§ **Work to complete**: Can you write out the whole listing exactly?

**** Data to process

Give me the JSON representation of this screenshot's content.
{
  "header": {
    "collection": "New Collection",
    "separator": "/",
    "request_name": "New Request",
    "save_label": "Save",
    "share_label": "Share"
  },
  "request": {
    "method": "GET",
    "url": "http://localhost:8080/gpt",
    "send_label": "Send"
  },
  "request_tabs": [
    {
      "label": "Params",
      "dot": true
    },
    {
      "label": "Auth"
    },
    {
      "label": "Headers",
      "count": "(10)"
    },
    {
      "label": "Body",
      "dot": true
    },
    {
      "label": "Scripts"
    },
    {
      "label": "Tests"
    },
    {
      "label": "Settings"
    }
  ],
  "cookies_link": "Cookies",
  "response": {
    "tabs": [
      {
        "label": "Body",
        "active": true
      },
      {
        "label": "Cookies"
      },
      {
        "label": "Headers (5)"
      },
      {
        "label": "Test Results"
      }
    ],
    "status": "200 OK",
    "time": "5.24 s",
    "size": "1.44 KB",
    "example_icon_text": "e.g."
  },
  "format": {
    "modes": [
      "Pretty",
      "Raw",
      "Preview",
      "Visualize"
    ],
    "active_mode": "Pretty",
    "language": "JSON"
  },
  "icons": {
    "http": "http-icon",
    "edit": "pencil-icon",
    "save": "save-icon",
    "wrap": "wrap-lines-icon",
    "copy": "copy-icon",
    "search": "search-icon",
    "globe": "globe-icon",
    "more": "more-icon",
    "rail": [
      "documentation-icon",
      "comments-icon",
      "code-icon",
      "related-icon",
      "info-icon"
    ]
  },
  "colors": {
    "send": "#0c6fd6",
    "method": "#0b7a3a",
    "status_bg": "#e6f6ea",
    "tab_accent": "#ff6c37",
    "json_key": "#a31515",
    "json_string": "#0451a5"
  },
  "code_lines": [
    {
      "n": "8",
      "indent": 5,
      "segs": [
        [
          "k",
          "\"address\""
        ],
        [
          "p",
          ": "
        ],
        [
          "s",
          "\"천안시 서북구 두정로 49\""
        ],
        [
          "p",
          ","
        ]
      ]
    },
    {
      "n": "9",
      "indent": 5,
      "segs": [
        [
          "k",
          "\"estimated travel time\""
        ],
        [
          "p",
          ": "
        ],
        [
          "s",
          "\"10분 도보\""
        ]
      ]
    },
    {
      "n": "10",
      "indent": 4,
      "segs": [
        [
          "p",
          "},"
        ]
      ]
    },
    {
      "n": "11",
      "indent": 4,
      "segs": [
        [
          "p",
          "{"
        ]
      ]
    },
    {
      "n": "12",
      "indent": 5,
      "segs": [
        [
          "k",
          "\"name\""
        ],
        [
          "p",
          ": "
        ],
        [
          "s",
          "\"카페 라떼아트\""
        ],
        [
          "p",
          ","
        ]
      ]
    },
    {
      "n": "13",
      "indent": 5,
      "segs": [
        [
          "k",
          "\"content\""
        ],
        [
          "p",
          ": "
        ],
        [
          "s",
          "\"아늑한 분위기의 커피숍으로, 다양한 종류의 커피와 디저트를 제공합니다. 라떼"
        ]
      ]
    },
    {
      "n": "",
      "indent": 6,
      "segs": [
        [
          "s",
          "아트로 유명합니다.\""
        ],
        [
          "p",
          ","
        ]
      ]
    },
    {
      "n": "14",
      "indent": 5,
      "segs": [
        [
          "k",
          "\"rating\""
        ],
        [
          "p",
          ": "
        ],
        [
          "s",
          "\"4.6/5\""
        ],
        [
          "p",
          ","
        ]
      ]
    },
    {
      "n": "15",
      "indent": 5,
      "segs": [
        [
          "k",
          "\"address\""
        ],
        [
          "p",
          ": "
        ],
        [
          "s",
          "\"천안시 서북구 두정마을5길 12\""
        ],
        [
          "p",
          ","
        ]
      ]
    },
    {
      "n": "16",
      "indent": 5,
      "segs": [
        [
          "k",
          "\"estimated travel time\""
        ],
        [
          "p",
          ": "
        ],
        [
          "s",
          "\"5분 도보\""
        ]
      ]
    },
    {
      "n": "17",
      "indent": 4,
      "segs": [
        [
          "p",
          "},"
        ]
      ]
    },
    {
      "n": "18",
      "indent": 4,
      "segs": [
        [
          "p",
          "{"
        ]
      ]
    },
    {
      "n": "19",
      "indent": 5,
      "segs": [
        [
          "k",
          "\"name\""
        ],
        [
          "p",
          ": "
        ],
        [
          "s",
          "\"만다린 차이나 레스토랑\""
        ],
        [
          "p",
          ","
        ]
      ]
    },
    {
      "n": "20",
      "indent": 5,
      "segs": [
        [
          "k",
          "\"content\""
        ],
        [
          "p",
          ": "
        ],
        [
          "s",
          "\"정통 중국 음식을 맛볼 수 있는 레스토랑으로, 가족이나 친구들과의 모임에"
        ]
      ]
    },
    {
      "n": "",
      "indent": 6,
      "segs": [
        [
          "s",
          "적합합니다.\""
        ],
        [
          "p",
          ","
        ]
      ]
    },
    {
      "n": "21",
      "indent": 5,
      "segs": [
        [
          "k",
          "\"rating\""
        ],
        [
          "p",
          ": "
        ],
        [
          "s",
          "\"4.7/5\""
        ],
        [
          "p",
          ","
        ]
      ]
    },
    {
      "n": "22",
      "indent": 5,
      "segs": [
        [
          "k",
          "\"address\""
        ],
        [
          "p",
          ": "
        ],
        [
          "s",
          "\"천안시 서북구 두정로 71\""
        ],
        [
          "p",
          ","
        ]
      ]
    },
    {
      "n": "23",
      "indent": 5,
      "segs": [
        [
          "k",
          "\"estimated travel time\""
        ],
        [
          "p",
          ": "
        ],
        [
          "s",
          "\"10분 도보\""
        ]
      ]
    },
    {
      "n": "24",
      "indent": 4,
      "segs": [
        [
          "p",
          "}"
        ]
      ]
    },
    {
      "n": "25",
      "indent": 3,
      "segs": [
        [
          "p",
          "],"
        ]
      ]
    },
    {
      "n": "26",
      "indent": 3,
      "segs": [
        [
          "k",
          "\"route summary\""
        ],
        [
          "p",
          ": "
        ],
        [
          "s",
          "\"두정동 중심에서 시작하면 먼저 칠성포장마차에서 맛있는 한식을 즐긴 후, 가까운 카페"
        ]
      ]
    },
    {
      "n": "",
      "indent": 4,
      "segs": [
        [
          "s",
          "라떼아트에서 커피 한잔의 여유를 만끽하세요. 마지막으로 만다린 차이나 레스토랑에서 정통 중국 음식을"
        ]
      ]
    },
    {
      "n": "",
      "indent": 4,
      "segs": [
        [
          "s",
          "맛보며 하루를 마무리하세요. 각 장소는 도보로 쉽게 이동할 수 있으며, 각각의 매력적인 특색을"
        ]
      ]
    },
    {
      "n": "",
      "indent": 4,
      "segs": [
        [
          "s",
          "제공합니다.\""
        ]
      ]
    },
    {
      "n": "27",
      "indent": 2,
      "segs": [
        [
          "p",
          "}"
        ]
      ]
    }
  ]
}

********

§ **Complete output**:
Give me the JSON representation of this screenshot's content.
{
  "header": {
    "collection": "New Collection",
    "separator": "/",
    "request_name": "New Request",
    "save_label": "Save",
    "share_label": "Share"
  },
  "request": {
    "method": "GET",
    "url": "http://localhost:8080/gpt",
    "send_label": "Send"
  },
  "request_tabs": [
    {
      "label": "Params",
      "dot": true
    },
    {
      "label": "Auth"
    },
    {
      "label": "Headers",
      "count": "(10)"
    },
    {
      "label": "Body",
      "dot": true
    },
    {
      "label": "Scripts"
    },
    {
      "label": "Tests"
    },
    {
      "label": "Settings"
    }
  ],
  "cookies_link": "Cookies",
  "response": {
    "tabs": [
      {
        "label": "Body",
        "active": true
      },
      {
        "label": "Cookies"
      },
      {
        "label": "Headers (5)"
      },
      {
        "label": "Test Results"
      }
    ],
    "status": "200 OK",
    "time": "5.24 s",
    "size": "1.44 KB",
    "example_icon_text": "e.g."
  },
  "format": {
    "modes": [
      "Pretty",
      "Raw",
      "Preview",
      "Visualize"
    ],
    "active_mode": "Pretty",
    "language": "JSON"
  },
  "icons": {
    "http": "http-icon",
    "edit": "pencil-icon",
    "save": "save-icon",
    "wrap": "wrap-lines-icon",
    "copy": "copy-icon",
    "search": "search-icon",
    "globe": "globe-icon",
    "more": "more-icon",
    "rail": [
      "documentation-icon",
      "comments-icon",
      "code-icon",
      "related-icon",
      "info-icon"
    ]
  },
  "colors": {
    "send": "#0c6fd6",
    "method": "#0b7a3a",
    "status_bg": "#e6f6ea",
    "tab_accent": "#ff6c37",
    "json_key": "#a31515",
    "json_string": "#0451a5"
  },
  "code_lines": [
    {
      "n": "8",
      "indent": 5,
      "segs": [
        [
          "k",
          "\"address\""
        ],
        [
          "p",
          ": "
        ],
        [
          "s",
          "\"천안시 서북구 두정로 49\""
        ],
        [
          "p",
          ","
        ]
      ]
    },
    {
      "n": "9",
      "indent": 5,
      "segs": [
        [
          "k",
          "\"estimated travel time\""
        ],
        [
          "p",
          ": "
        ],
        [
          "s",
          "\"10분 도보\""
        ]
      ]
    },
    {
      "n": "10",
      "indent": 4,
      "segs": [
        [
          "p",
          "},"
        ]
      ]
    },
    {
      "n": "11",
      "indent": 4,
      "segs": [
        [
          "p",
          "{"
        ]
      ]
    },
    {
      "n": "12",
      "indent": 5,
      "segs": [
        [
          "k",
          "\"name\""
        ],
        [
          "p",
          ": "
        ],
        [
          "s",
          "\"카페 라떼아트\""
        ],
        [
          "p",
          ","
        ]
      ]
    },
    {
      "n": "13",
      "indent": 5,
      "segs": [
        [
          "k",
          "\"content\""
        ],
        [
          "p",
          ": "
        ],
        [
          "s",
          "\"아늑한 분위기의 커피숍으로, 다양한 종류의 커피와 디저트를 제공합니다. 라떼"
        ]
      ]
    },
    {
      "n": "",
      "indent": 6,
      "segs": [
        [
          "s",
          "아트로 유명합니다.\""
        ],
        [
          "p",
          ","
        ]
      ]
    },
    {
      "n": "14",
      "indent": 5,
      "segs": [
        [
          "k",
          "\"rating\""
        ],
        [
          "p",
          ": "
        ],
        [
          "s",
          "\"4.6/5\""
        ],
        [
          "p",
          ","
        ]
      ]
    },
    {
      "n": "15",
      "indent": 5,
      "segs": [
        [
          "k",
          "\"address\""
        ],
        [
          "p",
          ": "
        ],
        [
          "s",
          "\"천안시 서북구 두정마을5길 12\""
        ],
        [
          "p",
          ","
        ]
      ]
    },
    {
      "n": "16",
      "indent": 5,
      "segs": [
        [
          "k",
          "\"estimated travel time\""
        ],
        [
          "p",
          ": "
        ],
        [
          "s",
          "\"5분 도보\""
        ]
      ]
    },
    {
      "n": "17",
      "indent": 4,
      "segs": [
        [
          "p",
          "},"
        ]
      ]
    },
    {
      "n": "18",
      "indent": 4,
      "segs": [
        [
          "p",
          "{"
        ]
      ]
    },
    {
      "n": "19",
      "indent": 5,
      "segs": [
        [
          "k",
          "\"name\""
        ],
        [
          "p",
          ": "
        ],
        [
          "s",
          "\"만다린 차이나 레스토랑\""
        ],
        [
          "p",
          ","
        ]
      ]
    },
    {
      "n": "20",
      "indent": 5,
      "segs": [
        [
          "k",
          "\"content\""
        ],
        [
          "p",
          ": "
        ],
        [
          "s",
          "\"정통 중국 음식을 맛볼 수 있는 레스토랑으로, 가족이나 친구들과의 모임에"
        ]
      ]
    },
    {
      "n": "",
      "indent": 6,
      "segs": [
        [
          "s",
          "적합합니다.\""
        ],
        [
          "p",
          ","
        ]
      ]
    },
    {
      "n": "21",
      "indent": 5,
      "segs": [
        [
          "k",
          "\"rating\""
        ],
        [
          "p",
          ": "
        ],
        [
          "s",
          "\"4.7/5\""
        ],
        [
          "p",
          ","
        ]
      ]
    },
    {
      "n": "22",
      "indent": 5,
      "segs": [
        [
          "k",
          "\"address\""
        ],
        [
          "p",
          ": "
        ],
        [
          "s",
          "\"천안시 서북구 두정로 71\""
        ],
        [
          "p",
          ","
        ]
      ]
    },
    {
      "n": "23",
      "indent": 5,
      "segs": [
        [
          "k",
          "\"estimated travel time\""
        ],
        [
          "p",
          ": "
        ],
        [
          "s",
          "\"10분 도보\""
        ]
      ]
    },
    {
      "n": "24",
      "indent": 4,
      "segs": [
        [
          "p",
          "}"
        ]
      ]
    },
    {
      "n": "25",
      "indent": 3,
      "segs": [
        [
          "p",
          "],"
        ]
      ]
    },
    {
      "n": "26",
      "indent": 3,
      "segs": [
        [
          "k",
          "\"route summary\""
        ],
        [
          "p",
          ": "
        ],
        [
          "s",
          "\"두정동 중심에서 시작하면 먼저 칠성포장마차에서 맛있는 한식을 즐긴 후, 가까운 카페"
        ]
      ]
    },
    {
      "n": "",
      "indent": 4,
      "segs": [
        [
          "s",
          "라떼아트에서 커피 한잔의 여유를 만끽하세요. 마지막으로 만다린 차이나 레스토랑에서 정통 중국 음식을"
        ]
      ]
    },
    {
      "n": "",
      "indent": 4,
      "segs": [
        [
          "s",
          "맛보며 하루를 마무리하세요. 각 장소는 도보로 쉽게 이동할 수 있으며, 각각의 매력적인 특색을"
        ]
      ]
    },
    {
      "n": "",
      "indent": 4,
      "segs": [
        [
          "s",
          "제공합니다.\""
        ]
      ]
    },
    {
      "n": "27",
      "indent": 2,
      "segs": [
        [
          "p",
          "}"
        ]
      ]
    }
  ]
}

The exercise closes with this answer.